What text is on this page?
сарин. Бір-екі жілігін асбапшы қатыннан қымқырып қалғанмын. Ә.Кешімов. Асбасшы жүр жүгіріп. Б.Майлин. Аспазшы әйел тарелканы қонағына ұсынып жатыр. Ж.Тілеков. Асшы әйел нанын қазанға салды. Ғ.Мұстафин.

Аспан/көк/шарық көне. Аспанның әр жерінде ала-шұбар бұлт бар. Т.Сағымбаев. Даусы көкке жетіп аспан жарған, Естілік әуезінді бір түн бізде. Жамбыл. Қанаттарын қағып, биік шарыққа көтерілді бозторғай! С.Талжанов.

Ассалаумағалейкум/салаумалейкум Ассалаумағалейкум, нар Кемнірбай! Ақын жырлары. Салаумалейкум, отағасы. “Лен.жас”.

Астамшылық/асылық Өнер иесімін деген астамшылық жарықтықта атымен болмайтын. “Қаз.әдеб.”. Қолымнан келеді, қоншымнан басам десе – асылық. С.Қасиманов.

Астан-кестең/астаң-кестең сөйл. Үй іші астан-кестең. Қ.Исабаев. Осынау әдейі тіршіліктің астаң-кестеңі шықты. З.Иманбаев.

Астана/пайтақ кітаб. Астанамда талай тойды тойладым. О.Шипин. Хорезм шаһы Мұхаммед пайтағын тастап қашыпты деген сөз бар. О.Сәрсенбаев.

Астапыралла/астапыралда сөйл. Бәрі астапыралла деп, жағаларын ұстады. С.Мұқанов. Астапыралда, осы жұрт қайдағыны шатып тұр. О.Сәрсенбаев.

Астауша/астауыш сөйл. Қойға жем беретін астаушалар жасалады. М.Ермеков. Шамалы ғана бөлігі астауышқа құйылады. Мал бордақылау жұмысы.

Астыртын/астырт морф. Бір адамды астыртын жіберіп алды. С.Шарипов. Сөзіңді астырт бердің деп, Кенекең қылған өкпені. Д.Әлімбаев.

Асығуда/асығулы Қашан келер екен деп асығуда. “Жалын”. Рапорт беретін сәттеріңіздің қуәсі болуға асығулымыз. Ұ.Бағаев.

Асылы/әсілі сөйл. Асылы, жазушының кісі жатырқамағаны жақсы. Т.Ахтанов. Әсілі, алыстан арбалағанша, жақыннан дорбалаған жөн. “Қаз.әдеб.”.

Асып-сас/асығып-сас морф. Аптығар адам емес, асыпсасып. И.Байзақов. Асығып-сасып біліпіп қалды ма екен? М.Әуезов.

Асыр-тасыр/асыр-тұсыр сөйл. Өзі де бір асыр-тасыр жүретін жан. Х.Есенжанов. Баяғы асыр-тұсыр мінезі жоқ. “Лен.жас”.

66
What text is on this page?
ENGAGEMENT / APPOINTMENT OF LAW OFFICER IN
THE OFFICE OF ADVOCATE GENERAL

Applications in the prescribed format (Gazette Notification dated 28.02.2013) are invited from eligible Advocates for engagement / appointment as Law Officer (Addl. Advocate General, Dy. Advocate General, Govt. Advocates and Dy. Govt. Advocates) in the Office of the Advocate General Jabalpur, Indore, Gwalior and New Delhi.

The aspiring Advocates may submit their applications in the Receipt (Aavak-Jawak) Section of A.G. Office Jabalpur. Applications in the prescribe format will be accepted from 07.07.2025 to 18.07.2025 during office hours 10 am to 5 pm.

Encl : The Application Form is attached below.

----

* _Work to be completed_: Repeat each record exactly, leaving nothing out.

* _Result of the task_:
What text is on this page?
сарин. Бір-екі жілігін асбапшы қатыннан қымқырып қалғанмын. Ә.Кешімов. Асбасшы жүр жүгіріп. Б.Майлин. Аспазшы әйел тарелканы қонағына ұсынып жатыр. Ж.Тілеков. Асшы әйел нанын қазанға салды. Ғ.Мұстафин.

Аспан/көк/шарық көне. Аспанның әр жерінде ала-шұбар бұлт бар. Т.Сағымбаев. Даусы көкке жетіп аспан жарған, Естілік әуезінді бір түн бізде. Жамбыл. Қанаттарын қағып, биік шарыққа көтерілді бозторғай! С.Талжанов.

Ассалаумағалейкум/салаумалейкум Ассалаумағалейкум, нар Кемнірбай! Ақын жырлары. Салаумалейкум, отағасы. “Лен.жас”.

Астамшылық/асылық Өнер иесімін деген астамшылық жарықтықта атымен болмайтын. “Қаз.әдеб.”. Қолымнан келеді, қоншымнан басам десе – асылық. С.Қасиманов.

Астан-кестең/астаң-кестең сөйл. Үй іші астан-кестең. Қ.Исабаев. Осынау әдейі тіршіліктің астаң-кестеңі шықты. З.Иманбаев.

Астана/пайтақ кітаб. Астанамда талай тойды тойладым. О.Шипин. Хорезм шаһы Мұхаммед пайтағын тастап қашыпты деген сөз бар. О.Сәрсенбаев.

Астапыралла/астапыралда сөйл. Бәрі астапыралла деп, жағаларын ұстады. С.Мұқанов. Астапыралда, осы жұрт қайдағыны шатып тұр. О.Сәрсенбаев.

Астауша/астауыш сөйл. Қойға жем беретін астаушалар жасалады. М.Ермеков. Шамалы ғана бөлігі астауышқа құйылады. Мал бордақылау жұмысы.

Астыртын/астырт морф. Бір адамды астыртын жіберіп алды. С.Шарипов. Сөзіңді астырт бердің деп, Кенекең қылған өкпені. Д.Әлімбаев.

Асығуда/асығулы Қашан келер екен деп асығуда. “Жалын”. Рапорт беретін сәттеріңіздің қуәсі болуға асығулымыз. Ұ.Бағаев.

Асылы/әсілі сөйл. Асылы, жазушының кісі жатырқамағаны жақсы. Т.Ахтанов. Әсілі, алыстан арбалағанша, жақыннан дорбалаған жөн. “Қаз.әдеб.”.

Асып-сас/асығып-сас морф. Аптығар адам емес, асыпсасып. И.Байзақов. Асығып-сасып біліпіп қалды ма екен? М.Әуезов.

Асыр-тасыр/асыр-тұсыр сөйл. Өзі де бір асыр-тасыр жүретін жан. Х.Есенжанов. Баяғы асыр-тұсыр мінезі жоқ. “Лен.жас”.

66
What text is on this page?
ENGAGEMENT / APPOINTMENT OF LAW OFFICER IN
THE OFFICE OF ADVOCATE GENERAL

Applications in the prescribed format (Gazette Notification dated 28.02.2013) are invited from eligible Advocates for engagement / appointment as Law Officer (Addl. Advocate General, Dy. Advocate General, Govt. Advocates and Dy. Govt. Advocates) in the Office of the Advocate General Jabalpur, Indore, Gwalior and New Delhi.

The aspiring Advocates may submit their applications in the Receipt (Aavak-Jawak) Section of A.G. Office Jabalpur. Applications in the prescribe format will be accepted from 07.07.2025 to 18.07.2025 during office hours 10 am to 5 pm.

Encl : The Application Form is attached below.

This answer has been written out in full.